* start *
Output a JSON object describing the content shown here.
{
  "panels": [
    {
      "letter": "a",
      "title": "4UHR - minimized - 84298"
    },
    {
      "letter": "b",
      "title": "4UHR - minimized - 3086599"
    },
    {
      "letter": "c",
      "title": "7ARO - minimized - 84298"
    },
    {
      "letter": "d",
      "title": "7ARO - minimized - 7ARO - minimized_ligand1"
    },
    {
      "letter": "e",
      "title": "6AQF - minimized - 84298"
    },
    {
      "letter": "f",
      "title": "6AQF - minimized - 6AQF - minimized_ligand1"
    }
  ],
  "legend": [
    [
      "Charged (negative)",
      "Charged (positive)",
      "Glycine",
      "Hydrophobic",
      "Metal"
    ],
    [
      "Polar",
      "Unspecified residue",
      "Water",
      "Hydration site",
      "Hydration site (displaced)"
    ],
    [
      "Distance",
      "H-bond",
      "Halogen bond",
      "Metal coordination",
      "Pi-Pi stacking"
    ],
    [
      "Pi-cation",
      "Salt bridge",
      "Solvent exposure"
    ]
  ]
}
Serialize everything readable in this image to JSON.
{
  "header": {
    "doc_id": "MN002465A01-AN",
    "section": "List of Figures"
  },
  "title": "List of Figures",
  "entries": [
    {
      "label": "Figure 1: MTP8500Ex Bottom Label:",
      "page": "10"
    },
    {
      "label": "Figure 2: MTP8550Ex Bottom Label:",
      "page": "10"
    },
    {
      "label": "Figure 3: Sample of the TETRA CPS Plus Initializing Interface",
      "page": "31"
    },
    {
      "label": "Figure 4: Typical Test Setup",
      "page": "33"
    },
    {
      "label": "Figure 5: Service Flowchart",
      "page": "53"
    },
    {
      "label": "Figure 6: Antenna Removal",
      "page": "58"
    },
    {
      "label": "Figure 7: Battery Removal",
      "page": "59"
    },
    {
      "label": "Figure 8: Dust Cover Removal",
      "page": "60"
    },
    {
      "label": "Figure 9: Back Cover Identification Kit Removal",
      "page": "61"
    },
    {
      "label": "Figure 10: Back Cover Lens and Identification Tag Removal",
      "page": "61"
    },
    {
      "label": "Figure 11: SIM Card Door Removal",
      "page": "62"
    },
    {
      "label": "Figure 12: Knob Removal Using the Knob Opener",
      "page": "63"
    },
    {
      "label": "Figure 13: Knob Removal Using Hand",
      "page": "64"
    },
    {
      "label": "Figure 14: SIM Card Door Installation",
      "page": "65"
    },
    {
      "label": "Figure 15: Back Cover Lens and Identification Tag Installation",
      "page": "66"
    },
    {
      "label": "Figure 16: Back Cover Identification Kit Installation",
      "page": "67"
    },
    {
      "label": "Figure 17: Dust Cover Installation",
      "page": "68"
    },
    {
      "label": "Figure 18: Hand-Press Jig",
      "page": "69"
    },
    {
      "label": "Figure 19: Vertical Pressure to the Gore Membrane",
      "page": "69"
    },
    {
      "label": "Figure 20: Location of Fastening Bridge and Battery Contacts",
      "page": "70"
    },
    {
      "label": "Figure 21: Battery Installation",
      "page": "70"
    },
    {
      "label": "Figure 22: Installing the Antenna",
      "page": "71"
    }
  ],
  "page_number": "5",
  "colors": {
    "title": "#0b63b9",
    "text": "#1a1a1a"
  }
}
* end *
Scan the records for the string "site". Copy each line in which it appears.

COMPLETE OUTPUT:
      "Hydration site",
      "Hydration site (displaced)"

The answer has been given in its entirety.